Input material:
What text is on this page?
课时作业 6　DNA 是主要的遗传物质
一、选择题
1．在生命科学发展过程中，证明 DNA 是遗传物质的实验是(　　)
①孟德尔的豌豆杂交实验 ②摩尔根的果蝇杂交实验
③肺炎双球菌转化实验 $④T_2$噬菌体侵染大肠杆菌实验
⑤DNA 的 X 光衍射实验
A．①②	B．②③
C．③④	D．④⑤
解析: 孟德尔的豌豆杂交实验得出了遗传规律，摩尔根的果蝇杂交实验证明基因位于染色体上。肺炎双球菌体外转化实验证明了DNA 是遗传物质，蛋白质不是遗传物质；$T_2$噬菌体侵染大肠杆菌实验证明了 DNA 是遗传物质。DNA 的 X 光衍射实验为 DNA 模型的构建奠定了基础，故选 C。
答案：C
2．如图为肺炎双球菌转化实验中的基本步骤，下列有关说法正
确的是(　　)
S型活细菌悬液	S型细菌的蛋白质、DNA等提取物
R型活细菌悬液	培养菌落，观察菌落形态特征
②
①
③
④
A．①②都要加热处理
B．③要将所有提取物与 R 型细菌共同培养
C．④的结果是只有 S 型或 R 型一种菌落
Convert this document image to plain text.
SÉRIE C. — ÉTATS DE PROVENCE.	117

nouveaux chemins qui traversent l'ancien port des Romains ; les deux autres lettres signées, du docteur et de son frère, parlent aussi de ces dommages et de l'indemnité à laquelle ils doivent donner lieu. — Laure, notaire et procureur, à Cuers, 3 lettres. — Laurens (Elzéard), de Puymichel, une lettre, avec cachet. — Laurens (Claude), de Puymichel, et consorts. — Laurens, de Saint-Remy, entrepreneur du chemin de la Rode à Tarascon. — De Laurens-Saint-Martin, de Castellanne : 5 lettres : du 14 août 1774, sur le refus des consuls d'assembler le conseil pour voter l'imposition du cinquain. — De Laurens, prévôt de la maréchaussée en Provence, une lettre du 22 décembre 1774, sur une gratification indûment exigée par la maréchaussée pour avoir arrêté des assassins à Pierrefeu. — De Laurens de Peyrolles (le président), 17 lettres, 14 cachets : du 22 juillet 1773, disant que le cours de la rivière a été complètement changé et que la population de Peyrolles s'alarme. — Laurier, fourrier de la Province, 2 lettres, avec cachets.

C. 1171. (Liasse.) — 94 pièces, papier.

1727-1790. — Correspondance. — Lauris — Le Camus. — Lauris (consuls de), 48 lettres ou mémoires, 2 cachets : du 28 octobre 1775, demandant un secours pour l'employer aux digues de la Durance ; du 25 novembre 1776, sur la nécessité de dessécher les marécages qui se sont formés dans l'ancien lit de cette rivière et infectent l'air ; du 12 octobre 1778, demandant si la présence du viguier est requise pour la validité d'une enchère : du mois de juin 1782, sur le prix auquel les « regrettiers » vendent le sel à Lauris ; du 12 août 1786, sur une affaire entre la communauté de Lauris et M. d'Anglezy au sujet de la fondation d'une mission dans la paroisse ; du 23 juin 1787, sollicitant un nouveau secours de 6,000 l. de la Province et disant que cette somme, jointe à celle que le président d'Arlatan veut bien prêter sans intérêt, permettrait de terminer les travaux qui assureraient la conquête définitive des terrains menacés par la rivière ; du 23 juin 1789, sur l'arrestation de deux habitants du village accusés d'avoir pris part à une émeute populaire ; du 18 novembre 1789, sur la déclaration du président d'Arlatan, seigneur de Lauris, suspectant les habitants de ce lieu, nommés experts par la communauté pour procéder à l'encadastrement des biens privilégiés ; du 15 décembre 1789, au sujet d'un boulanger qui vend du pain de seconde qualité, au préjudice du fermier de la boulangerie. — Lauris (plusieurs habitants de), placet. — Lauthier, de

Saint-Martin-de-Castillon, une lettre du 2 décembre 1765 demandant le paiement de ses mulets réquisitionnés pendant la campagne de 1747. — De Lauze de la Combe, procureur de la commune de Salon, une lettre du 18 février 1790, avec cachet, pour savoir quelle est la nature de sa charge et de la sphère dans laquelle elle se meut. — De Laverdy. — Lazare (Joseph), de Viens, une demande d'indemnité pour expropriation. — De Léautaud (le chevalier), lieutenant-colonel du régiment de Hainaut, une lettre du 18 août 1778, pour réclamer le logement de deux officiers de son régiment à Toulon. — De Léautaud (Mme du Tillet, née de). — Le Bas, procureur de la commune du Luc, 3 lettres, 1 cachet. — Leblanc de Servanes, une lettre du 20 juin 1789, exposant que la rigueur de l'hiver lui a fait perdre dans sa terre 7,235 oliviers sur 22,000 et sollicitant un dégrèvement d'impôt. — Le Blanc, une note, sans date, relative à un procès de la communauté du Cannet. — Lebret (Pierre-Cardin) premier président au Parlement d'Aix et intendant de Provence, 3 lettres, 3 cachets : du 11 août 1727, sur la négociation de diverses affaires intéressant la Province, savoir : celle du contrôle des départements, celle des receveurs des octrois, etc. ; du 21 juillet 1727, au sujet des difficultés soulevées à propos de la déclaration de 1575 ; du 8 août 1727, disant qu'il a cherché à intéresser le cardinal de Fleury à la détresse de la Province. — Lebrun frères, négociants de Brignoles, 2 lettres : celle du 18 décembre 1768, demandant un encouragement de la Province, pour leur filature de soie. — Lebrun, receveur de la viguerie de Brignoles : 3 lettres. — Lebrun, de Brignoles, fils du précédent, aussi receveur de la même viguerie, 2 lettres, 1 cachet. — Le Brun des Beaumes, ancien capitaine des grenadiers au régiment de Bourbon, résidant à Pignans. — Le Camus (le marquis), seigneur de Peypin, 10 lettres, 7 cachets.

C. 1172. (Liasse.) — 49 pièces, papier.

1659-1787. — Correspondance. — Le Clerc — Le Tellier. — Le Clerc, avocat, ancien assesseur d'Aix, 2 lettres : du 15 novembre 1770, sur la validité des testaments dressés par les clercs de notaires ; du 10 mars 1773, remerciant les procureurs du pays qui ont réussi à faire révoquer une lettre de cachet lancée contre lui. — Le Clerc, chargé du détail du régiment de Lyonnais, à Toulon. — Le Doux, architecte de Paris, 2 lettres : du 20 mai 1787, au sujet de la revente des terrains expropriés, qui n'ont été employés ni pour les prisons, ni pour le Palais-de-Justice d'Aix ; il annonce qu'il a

What to produce:
Find how many lines of the entries contain "pièces". Respond with the number only.

Exercise solution:
2